**Goal:**
Transcribe all the entries word for word, but omit the images.

**Data listing:**
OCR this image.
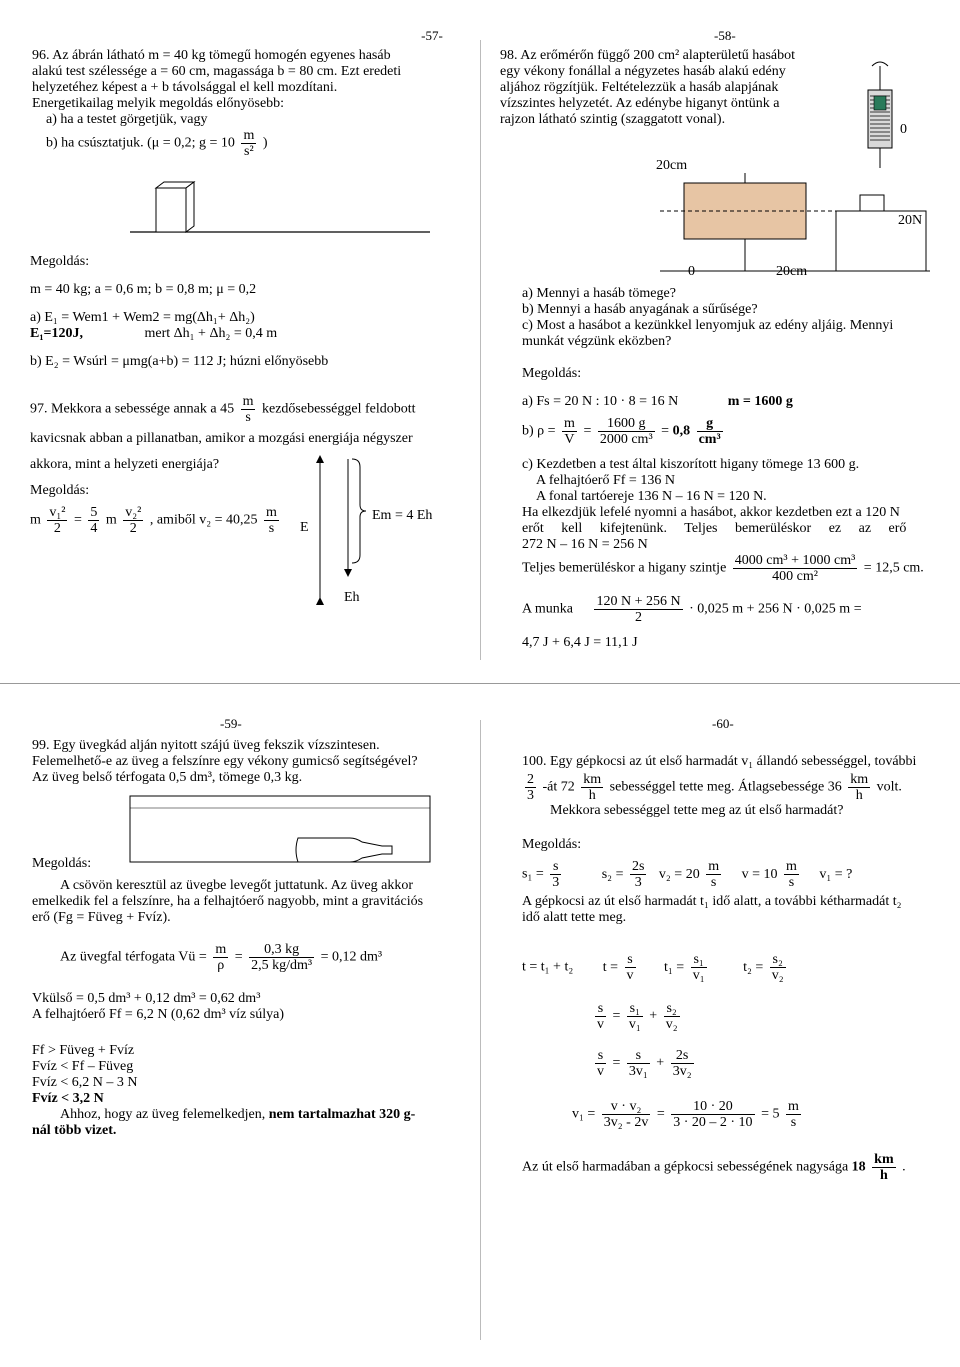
-57-
96. Az ábrán látható m = 40 kg tömegű homogén egyenes hasáb
alakú test szélessége a = 60 cm, magassága b = 80 cm. Ezt eredeti
helyzetéhez képest a + b távolsággal el kell mozdítani.
Energetikailag melyik megoldás előnyösebb:
a) ha a testet görgetjük, vagy
b) ha csúsztatjuk. (μ = 0,2; $g = 10 \frac{m}{\text{s²}}$ )
Megoldás:
m = 40 kg; a = 0,6 m; b = 0,8 m; μ = 0,2
a) E₁ = Wem1 + Wem2 = mg(Δh₁+ Δh₂)
E₁=120J,	mert Δh₁ + Δh₂ = 0,4 m
b) E₂ = Wsúrl = μmg(a+b) = 112 J; húzni előnyösebb
97. Mekkora a sebessége annak a $45 \frac{m}{s}$ kezdősebességgel feldobott
kavicsnak abban a pillanatban, amikor a mozgási energiája négyszer
akkora, mint a helyzeti energiája?
Megoldás:
m $\frac{\text{v₁²}}{2} = \frac{5}{4}$ m $\frac{\text{v₂²}}{2}$ , amiből $v_2 = 40,25 \frac{m}{s}$ E
Em = 4 Eh
Eh
-58-
98. Az erőmérőn függő 200 cm² alapterületű hasábot
egy vékony fonállal a négyzetes hasáb alakú edény
aljához rögzítjük. Feltételezzük a hasáb alapjának
vízszintes helyzetét. Az edénybe higanyt öntünk a
rajzon látható szintig (szaggatott vonal).
0
20cm
20N
0	20cm
a) Mennyi a hasáb tömege?
b) Mennyi a hasáb anyagának a sűrűsége?
c) Most a hasábot a kezünkkel lenyomjuk az edény aljáig. Mennyi
munkát végzünk eközben?
Megoldás:
a) Fs = 20 N : 10 · 8 = 16 N	m = 1600 g
b) $\rho = \frac{m}{V} = \frac{1600 g}{\text{2000 cm³}} = 0,8 \frac{g}{\text{cm³}}$
c) Kezdetben a test által kiszorított higany tömege 13 600 g.
A felhajtóerő Ff = 136 N
A fonal tartóereje 136 N – 16 N = 120 N.
Ha elkezdjük lefelé nyomni a hasábot, akkor kezdetben ezt a 120 N
erőt kell kifejtenünk. Teljes bemerüléskor ez az erő
272 N – 16 N = 256 N
Teljes bemerüléskor a higany szintje $\frac{\text{4000 cm³ + 1000 cm³}}{\text{400 cm²}} = 12,5$ cm.
A munka $\frac{120 N + 256 N}{2} \cdot 0,025$ m + 256 N · 0,025 m =
4,7 J + 6,4 J = 11,1 J
-59-
99. Egy üvegkád alján nyitott szájú üveg fekszik vízszintesen.
Felemelhető-e az üveg a felszínre egy vékony gumicső segítségével?
Az üveg belső térfogata 0,5 dm³, tömege 0,3 kg.
Megoldás:
A csövön keresztül az üvegbe levegőt juttatunk. Az üveg akkor
emelkedik fel a felszínre, ha a felhajtóerő nagyobb, mint a gravitációs
erő (Fg = Füveg + Fvíz).
Az üvegfal térfogata Vü = $\frac{m}{\rho} = \frac{0,3 kg}{\text{2,5 kg/dm³}} = 0,12$ dm³
Vkülső = 0,5 dm³ + 0,12 dm³ = 0,62 dm³
A felhajtóerő Ff = 6,2 N (0,62 dm³ víz súlya)
Ff > Füveg + Fvíz
Fvíz < Ff – Füveg
Fvíz < 6,2 N – 3 N
Fvíz < 3,2 N
Ahhoz, hogy az üveg felemelkedjen, nem tartalmazhat 320 g-
nál több vizet.
-60-
100. Egy gépkocsi az út első harmadát v₁ állandó sebességgel, további
$\frac{2}{3}$ -át $72 \frac{km}{h}$ sebességgel tette meg. Átlagsebessége $36 \frac{km}{h}$ volt.
Mekkora sebességgel tette meg az út első harmadát?
Megoldás:
$s_1 = \frac{s}{3}$	$s_2 = \frac{2s}{3} v_2 = 20 \frac{m}{s}$ $v = 10 \frac{m}{s} v_1$ = ?
A gépkocsi az út első harmadát t₁ idő alatt, a további kétharmadát t₂
idő alatt tette meg.
t = t₁ + t₂ $t = \frac{s}{v} t_1 = \frac{\text{s₁}}{\text{v₁}}$	$t_2 = \frac{\text{s₂}}{\text{v₂}}$
$\frac{s}{v} = \frac{\text{s₁}}{\text{v₁}} + \frac{\text{s₂}}{\text{v₂}}$
$\frac{s}{v} = \frac{s}{\text{3v₁}} + \frac{2s}{\text{3v₂}}$
$v_1 = \frac{\text{v · v₂}}{\text{3v₂ - 2v}} = \frac{10 \cdot 20}{3 \cdot 20 - 2 \cdot 10} = 5 \frac{m}{s}$
Az út első harmadában a gépkocsi sebességének nagysága $18 \frac{km}{h}$ .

**Correct response:**
OCR this image.
-57-
96. Az ábrán látható m = 40 kg tömegű homogén egyenes hasáb
alakú test szélessége a = 60 cm, magassága b = 80 cm. Ezt eredeti
helyzetéhez képest a + b távolsággal el kell mozdítani.
Energetikailag melyik megoldás előnyösebb:
a) ha a testet görgetjük, vagy
b) ha csúsztatjuk. (μ = 0,2; $g = 10 \frac{m}{\text{s²}}$ )
Megoldás:
m = 40 kg; a = 0,6 m; b = 0,8 m; μ = 0,2
a) E₁ = Wem1 + Wem2 = mg(Δh₁+ Δh₂)
E₁=120J,	mert Δh₁ + Δh₂ = 0,4 m
b) E₂ = Wsúrl = μmg(a+b) = 112 J; húzni előnyösebb
97. Mekkora a sebessége annak a $45 \frac{m}{s}$ kezdősebességgel feldobott
kavicsnak abban a pillanatban, amikor a mozgási energiája négyszer
akkora, mint a helyzeti energiája?
Megoldás:
m $\frac{\text{v₁²}}{2} = \frac{5}{4}$ m $\frac{\text{v₂²}}{2}$ , amiből $v_2 = 40,25 \frac{m}{s}$ E
Em = 4 Eh
Eh
-58-
98. Az erőmérőn függő 200 cm² alapterületű hasábot
egy vékony fonállal a négyzetes hasáb alakú edény
aljához rögzítjük. Feltételezzük a hasáb alapjának
vízszintes helyzetét. Az edénybe higanyt öntünk a
rajzon látható szintig (szaggatott vonal).
0
20cm
20N
0	20cm
a) Mennyi a hasáb tömege?
b) Mennyi a hasáb anyagának a sűrűsége?
c) Most a hasábot a kezünkkel lenyomjuk az edény aljáig. Mennyi
munkát végzünk eközben?
Megoldás:
a) Fs = 20 N : 10 · 8 = 16 N	m = 1600 g
b) $\rho = \frac{m}{V} = \frac{1600 g}{\text{2000 cm³}} = 0,8 \frac{g}{\text{cm³}}$
c) Kezdetben a test által kiszorított higany tömege 13 600 g.
A felhajtóerő Ff = 136 N
A fonal tartóereje 136 N – 16 N = 120 N.
Ha elkezdjük lefelé nyomni a hasábot, akkor kezdetben ezt a 120 N
erőt kell kifejtenünk. Teljes bemerüléskor ez az erő
272 N – 16 N = 256 N
Teljes bemerüléskor a higany szintje $\frac{\text{4000 cm³ + 1000 cm³}}{\text{400 cm²}} = 12,5$ cm.
A munka $\frac{120 N + 256 N}{2} \cdot 0,025$ m + 256 N · 0,025 m =
4,7 J + 6,4 J = 11,1 J
-59-
99. Egy üvegkád alján nyitott szájú üveg fekszik vízszintesen.
Felemelhető-e az üveg a felszínre egy vékony gumicső segítségével?
Az üveg belső térfogata 0,5 dm³, tömege 0,3 kg.
Megoldás:
A csövön keresztül az üvegbe levegőt juttatunk. Az üveg akkor
emelkedik fel a felszínre, ha a felhajtóerő nagyobb, mint a gravitációs
erő (Fg = Füveg + Fvíz).
Az üvegfal térfogata Vü = $\frac{m}{\rho} = \frac{0,3 kg}{\text{2,5 kg/dm³}} = 0,12$ dm³
Vkülső = 0,5 dm³ + 0,12 dm³ = 0,62 dm³
A felhajtóerő Ff = 6,2 N (0,62 dm³ víz súlya)
Ff > Füveg + Fvíz
Fvíz < Ff – Füveg
Fvíz < 6,2 N – 3 N
Fvíz < 3,2 N
Ahhoz, hogy az üveg felemelkedjen, nem tartalmazhat 320 g-
nál több vizet.
-60-
100. Egy gépkocsi az út első harmadát v₁ állandó sebességgel, további
$\frac{2}{3}$ -át $72 \frac{km}{h}$ sebességgel tette meg. Átlagsebessége $36 \frac{km}{h}$ volt.
Mekkora sebességgel tette meg az út első harmadát?
Megoldás:
$s_1 = \frac{s}{3}$	$s_2 = \frac{2s}{3} v_2 = 20 \frac{m}{s}$ $v = 10 \frac{m}{s} v_1$ = ?
A gépkocsi az út első harmadát t₁ idő alatt, a további kétharmadát t₂
idő alatt tette meg.
t = t₁ + t₂ $t = \frac{s}{v} t_1 = \frac{\text{s₁}}{\text{v₁}}$	$t_2 = \frac{\text{s₂}}{\text{v₂}}$
$\frac{s}{v} = \frac{\text{s₁}}{\text{v₁}} + \frac{\text{s₂}}{\text{v₂}}$
$\frac{s}{v} = \frac{s}{\text{3v₁}} + \frac{2s}{\text{3v₂}}$
$v_1 = \frac{\text{v · v₂}}{\text{3v₂ - 2v}} = \frac{10 \cdot 20}{3 \cdot 20 - 2 \cdot 10} = 5 \frac{m}{s}$
Az út első harmadában a gépkocsi sebességének nagysága $18 \frac{km}{h}$ .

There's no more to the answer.